ОТРЫВОК
——
Литмир - Электронная Библиотека

***

Нам приятно движение, утомительна остановка, и ужасна мысль о полном его прекращении. Душевная жизнь больше всего боится подавленности, тоски, т. е. остановки внутренней, напряженной внутренней неподвижности. Пусть будет всё, что угодно, – в гору или под уклон, душевный подъем или огорчение, всё лучше неподвижности-тоски. «На миру, – говорят, – и смерть красна». «На миру», т. е. среди душевных движений, в перемежающемся блеске и тенях. И умереть не страшно, когда ты подлетел к смерти на возвышающейся или убывающей волне. Ужасно только неподвижное царство тоски. Бесприютность и безнадежность хороши в молодости, когда и через них на мир смотрит веселая надежда, для которой и недостаток полон, и неизвестность сладка, и несчастие упоительно, потому что во всех вещах она видит только путь и становление и переход, и никогда – окончание и остановку. Молодости всегда легко, потому что она окружена сверкающей гладью надежд…

***

Когда надежда перестает быть даром, она становится обязанностью. Как разновидность молитвы, она вменяется в религиозную обязанность, потому что надеющийся как бы меняет натяжение мировой ткани, подталкивает события, превращая их иногда из только вероятных в возможные, из возможных в случившиеся, и случившиеся именно так, а не иначе. Только при таком понимании, при условии, что мы видим в ней нечто большее, чем просто явление душевной жизни, надежда может быть религиозным долгом.
——
ПРЕДОСТАВЛЕННЫЕ ЗАПИСИ
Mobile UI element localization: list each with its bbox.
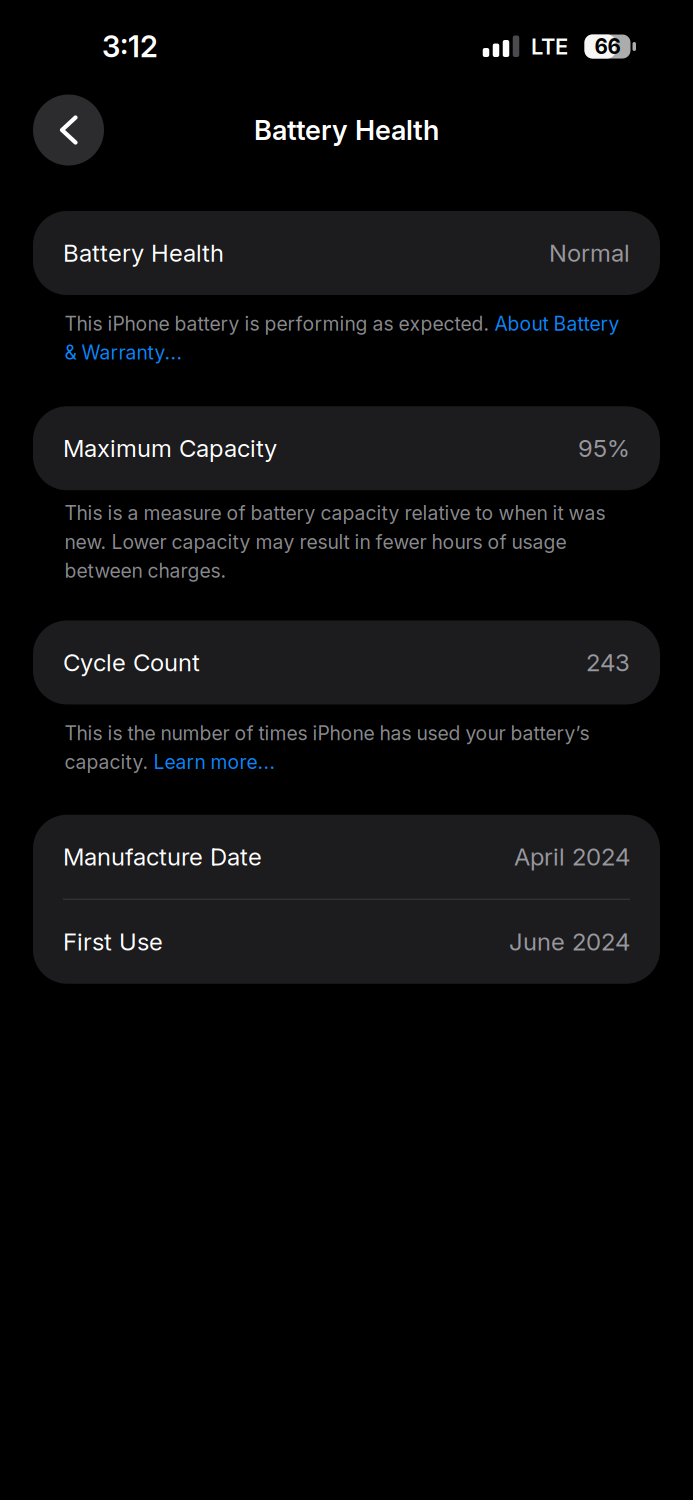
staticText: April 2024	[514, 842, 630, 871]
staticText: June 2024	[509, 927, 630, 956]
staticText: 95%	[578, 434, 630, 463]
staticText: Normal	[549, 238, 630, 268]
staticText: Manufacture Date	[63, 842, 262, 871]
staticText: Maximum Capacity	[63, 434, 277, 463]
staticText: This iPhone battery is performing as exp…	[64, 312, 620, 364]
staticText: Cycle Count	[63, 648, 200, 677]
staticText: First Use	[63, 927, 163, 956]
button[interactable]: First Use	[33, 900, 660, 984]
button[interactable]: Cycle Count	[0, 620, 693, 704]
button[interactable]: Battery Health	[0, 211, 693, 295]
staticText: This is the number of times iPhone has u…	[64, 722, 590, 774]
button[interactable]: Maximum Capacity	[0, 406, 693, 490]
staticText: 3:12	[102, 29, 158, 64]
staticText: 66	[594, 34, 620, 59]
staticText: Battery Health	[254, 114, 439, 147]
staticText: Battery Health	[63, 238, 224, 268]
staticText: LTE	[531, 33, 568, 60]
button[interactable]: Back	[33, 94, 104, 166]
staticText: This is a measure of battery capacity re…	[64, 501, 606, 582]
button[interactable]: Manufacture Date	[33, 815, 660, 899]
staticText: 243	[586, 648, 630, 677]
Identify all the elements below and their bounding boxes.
——
ЗАДАНИЕ
Почему, согласно отрывку, надежда вменяется в религиозную обязанность? Ответьте одним–тремя предложениями.

ОЖИДАЕМЫЙ ОТВЕТ
Надеющийся как бы меняет натяжение мировой ткани и подталкивает события. Иногда он превращает их из только вероятных в возможные, а из возможных в случившиеся, причем именно так, а не иначе.